━━ FRAGMENTO DEL TEXTO
Eso sí: había que asegurar las fuentes, a lo largo de todo el año.
“La nómina del personal, lo primero", solía decir. Desde los
ingresos mensuales del complejo 'Costa Martiánez' a la participación
en los ingresos del Estado; de las detracciones del Régimen
Económico Fiscal (REF) a la Contribución, transformada luego en el
Impuesto de Bienes Inmuebles (IBI). “Los ingresos son habas
contadas -dijo en cierta reunión con otros ediles-; lo que hace
falta es saber administrar los recursos”.
Y
como todos los tesoreros, de la Administración o de cualquier otro
orden público y privado, fue un sufridor. Pero tenía una rara
habilidad para sortear a los acreedores, de los que se compadecía en
no pocas ocasiones y a los que invitaba a un cortado para sobrellevar
los apuros. En los primeros años de la democracia, siguiendo
indicaciones de los responsables políticos -especialmente del
alcalde Afonso-, se puso al frente de los procedimientos que se
seguían para abonar el importe de actuaciones en fiestas y
actividades deportivas. Hizo su equipo a la medida: Gonzalo y
Francisco Carrillo, Pepe Martín, Carmela Estévez, Paco Hernández,
Miguel Díaz y Felipe Cabo le tuvieron en alta estima, con repestuoso
afecto, por sus métodos y por su tolerancia. Como con la
Intervención y la Secretaría General había que llevarse bien,
procuró coordinarse y armarse de paciencia para saltar los mil y un
obstáculos burocráticos hasta hacer efectivo el mandamiento de
pago. Terminó conociendo, como el que más, a los habituales
visitantes en su despacho de la casa consistorial: a los acreedores,
a los perceptores de alguna ayuda, a los bomberos de la Mancomunidad,
a los contratistas... ¡y a los murgueros!
━━━━
_ENUNCIADO A_:
Indica si cada afirmación concuerda con el fragmento del texto y cita las palabras que lo deciden: (i) La Contribución pasó a ser el Impuesto de Bienes Inmuebles. (ii) A los acreedores los invitaba a comer. (iii) Carmela Estévez formaba parte del equipo que lo tenía en alta estima.
━━ DATOS SIN PROCESAR
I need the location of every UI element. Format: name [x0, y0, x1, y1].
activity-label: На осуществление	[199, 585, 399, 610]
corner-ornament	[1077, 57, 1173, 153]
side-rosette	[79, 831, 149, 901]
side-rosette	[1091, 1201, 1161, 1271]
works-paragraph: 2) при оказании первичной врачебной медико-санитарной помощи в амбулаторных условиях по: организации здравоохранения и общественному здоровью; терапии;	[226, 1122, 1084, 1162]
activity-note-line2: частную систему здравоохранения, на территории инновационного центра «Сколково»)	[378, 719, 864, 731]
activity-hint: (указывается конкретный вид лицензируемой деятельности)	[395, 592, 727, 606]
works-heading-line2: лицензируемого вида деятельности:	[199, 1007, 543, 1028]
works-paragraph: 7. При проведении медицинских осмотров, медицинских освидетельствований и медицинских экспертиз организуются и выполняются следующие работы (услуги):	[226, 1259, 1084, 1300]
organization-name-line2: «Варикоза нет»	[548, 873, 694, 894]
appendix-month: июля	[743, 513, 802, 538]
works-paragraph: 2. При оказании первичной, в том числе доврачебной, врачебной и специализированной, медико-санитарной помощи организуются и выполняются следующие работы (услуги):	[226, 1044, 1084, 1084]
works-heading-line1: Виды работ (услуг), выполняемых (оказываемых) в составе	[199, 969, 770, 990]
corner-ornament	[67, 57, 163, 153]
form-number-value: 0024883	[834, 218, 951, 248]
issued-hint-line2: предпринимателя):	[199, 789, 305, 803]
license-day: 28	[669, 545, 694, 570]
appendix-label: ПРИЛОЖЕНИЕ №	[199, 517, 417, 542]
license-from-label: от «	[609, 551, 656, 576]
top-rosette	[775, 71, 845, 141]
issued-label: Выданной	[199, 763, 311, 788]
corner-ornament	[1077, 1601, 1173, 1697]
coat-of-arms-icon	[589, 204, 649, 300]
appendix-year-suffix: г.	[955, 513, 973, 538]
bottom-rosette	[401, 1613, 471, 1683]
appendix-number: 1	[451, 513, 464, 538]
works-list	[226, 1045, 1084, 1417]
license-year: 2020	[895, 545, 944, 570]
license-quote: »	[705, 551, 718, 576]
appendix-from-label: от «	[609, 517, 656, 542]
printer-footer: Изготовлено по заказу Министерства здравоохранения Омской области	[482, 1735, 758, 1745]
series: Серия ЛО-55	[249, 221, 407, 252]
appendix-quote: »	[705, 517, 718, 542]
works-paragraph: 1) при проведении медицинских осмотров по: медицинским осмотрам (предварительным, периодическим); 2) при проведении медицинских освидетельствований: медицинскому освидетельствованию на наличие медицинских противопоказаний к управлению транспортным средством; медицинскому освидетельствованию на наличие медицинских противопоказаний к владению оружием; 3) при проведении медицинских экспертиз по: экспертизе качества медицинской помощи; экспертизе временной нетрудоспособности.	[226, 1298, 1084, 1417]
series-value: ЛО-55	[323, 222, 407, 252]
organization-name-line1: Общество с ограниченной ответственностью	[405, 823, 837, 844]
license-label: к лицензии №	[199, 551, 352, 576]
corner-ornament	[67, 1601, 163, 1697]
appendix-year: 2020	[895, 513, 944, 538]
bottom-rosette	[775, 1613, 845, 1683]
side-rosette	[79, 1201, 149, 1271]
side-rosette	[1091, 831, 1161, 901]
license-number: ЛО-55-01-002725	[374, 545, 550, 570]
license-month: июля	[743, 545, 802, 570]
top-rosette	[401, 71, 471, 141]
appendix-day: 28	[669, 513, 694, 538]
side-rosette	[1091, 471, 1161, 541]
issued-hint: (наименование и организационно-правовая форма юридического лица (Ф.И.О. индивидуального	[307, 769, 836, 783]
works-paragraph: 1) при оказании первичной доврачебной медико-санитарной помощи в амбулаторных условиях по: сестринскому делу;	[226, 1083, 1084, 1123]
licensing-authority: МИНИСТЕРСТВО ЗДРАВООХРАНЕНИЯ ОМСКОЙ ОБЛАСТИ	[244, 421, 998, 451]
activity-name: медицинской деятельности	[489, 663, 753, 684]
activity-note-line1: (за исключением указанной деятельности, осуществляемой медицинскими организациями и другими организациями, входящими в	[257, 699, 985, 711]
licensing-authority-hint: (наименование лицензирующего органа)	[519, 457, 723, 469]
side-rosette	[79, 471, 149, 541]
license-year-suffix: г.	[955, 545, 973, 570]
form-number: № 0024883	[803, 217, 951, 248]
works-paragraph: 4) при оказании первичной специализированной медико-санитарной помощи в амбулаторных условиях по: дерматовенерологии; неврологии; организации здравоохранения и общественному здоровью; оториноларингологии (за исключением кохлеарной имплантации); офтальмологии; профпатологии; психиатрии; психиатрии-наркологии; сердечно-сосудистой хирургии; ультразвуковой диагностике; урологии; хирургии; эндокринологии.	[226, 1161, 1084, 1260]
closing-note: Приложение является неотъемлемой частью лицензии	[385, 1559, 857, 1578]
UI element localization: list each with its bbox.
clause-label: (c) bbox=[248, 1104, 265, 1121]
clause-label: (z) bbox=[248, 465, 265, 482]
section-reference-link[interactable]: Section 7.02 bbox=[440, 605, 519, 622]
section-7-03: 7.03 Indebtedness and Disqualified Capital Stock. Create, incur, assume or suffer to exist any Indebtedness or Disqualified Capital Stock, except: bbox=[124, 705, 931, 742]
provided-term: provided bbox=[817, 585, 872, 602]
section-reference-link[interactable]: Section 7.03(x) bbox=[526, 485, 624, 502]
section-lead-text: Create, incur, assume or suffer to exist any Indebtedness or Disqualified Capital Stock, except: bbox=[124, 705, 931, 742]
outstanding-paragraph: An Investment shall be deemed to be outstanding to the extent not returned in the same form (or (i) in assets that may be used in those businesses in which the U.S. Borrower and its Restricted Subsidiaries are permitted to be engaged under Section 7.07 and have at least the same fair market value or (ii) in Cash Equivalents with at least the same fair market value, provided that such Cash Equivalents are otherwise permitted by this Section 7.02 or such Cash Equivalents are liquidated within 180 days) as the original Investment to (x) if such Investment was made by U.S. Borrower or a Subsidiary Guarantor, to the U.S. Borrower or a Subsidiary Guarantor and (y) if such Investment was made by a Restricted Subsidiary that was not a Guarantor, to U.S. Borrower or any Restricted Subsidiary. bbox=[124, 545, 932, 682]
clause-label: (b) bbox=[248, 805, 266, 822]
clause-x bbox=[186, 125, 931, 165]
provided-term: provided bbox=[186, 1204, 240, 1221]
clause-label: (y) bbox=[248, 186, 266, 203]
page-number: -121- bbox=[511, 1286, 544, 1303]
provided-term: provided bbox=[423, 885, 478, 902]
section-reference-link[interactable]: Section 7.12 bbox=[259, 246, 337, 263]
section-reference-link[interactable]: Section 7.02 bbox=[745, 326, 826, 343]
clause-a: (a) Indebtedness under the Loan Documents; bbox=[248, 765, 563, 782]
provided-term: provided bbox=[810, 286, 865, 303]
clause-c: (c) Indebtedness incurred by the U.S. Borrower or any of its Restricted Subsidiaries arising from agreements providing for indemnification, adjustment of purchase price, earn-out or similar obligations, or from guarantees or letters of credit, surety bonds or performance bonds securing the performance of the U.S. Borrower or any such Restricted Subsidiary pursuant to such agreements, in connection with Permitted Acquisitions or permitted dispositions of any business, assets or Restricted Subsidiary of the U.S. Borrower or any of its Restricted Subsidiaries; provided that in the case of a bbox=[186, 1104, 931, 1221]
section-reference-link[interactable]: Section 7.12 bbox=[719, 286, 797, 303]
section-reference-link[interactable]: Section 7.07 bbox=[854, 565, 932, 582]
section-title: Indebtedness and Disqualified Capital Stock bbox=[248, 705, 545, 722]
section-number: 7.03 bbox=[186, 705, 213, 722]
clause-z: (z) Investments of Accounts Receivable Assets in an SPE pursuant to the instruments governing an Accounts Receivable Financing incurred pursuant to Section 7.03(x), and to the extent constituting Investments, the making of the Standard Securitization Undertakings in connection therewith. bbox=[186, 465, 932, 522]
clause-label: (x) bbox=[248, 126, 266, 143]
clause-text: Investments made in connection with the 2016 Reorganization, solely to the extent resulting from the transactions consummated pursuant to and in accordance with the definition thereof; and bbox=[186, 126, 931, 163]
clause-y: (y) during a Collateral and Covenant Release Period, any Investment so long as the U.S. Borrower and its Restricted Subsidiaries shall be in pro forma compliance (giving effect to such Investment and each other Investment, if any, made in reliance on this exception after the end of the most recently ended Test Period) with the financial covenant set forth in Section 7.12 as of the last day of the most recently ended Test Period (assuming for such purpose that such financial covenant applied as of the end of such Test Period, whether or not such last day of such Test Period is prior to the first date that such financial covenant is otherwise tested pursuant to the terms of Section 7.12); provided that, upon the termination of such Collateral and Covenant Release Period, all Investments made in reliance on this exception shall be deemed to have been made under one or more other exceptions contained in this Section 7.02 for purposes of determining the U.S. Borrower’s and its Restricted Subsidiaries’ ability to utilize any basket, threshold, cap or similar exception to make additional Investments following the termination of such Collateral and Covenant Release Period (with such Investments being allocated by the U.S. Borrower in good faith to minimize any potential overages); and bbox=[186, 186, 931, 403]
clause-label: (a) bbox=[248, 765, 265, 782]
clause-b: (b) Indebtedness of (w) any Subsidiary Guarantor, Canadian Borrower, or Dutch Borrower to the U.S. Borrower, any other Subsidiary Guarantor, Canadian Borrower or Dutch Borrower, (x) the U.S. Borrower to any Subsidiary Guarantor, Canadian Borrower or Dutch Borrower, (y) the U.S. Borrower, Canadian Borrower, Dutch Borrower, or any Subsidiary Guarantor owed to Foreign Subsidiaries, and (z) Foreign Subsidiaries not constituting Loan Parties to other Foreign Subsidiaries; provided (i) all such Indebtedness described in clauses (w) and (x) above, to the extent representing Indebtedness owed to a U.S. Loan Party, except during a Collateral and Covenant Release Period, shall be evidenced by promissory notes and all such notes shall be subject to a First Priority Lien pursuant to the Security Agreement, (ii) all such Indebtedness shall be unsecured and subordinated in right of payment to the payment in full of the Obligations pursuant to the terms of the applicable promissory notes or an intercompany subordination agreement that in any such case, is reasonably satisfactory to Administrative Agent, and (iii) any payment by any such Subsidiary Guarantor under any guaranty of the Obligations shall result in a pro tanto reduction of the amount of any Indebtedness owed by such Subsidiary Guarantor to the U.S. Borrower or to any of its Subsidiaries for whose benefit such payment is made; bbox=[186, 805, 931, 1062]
━━━━
_ENUNCIADO B_:
Transcribe sin cambios las filas de los datos sin procesar desde la primera hasta la que contiene "works-heading-line2: лицензируемого вида", ambas incluidas.

_RESPUESTA FINAL A_:
(i) Sí: "a la Contribución, transformada luego en el Impuesto de Bienes Inmuebles (IBI)".
(ii) No: "a los que invitaba a un cortado para sobrellevar los apuros".
(iii) Sí: "Carmela Estévez, Paco Hernández, Miguel Díaz y Felipe Cabo le tuvieron en alta estima".

_RESPUESTA FINAL B_:
I need the location of every UI element. Format: name [x0, y0, x1, y1].
activity-label: На осуществление	[199, 585, 399, 610]
corner-ornament	[1077, 57, 1173, 153]
side-rosette	[79, 831, 149, 901]
side-rosette	[1091, 1201, 1161, 1271]
works-paragraph: 2) при оказании первичной врачебной медико-санитарной помощи в амбулаторных условиях по: организации здравоохранения и общественному здоровью; терапии;	[226, 1122, 1084, 1162]
activity-note-line2: частную систему здравоохранения, на территории инновационного центра «Сколково»)	[378, 719, 864, 731]
activity-hint: (указывается конкретный вид лицензируемой деятельности)	[395, 592, 727, 606]
works-heading-line2: лицензируемого вида деятельности:	[199, 1007, 543, 1028]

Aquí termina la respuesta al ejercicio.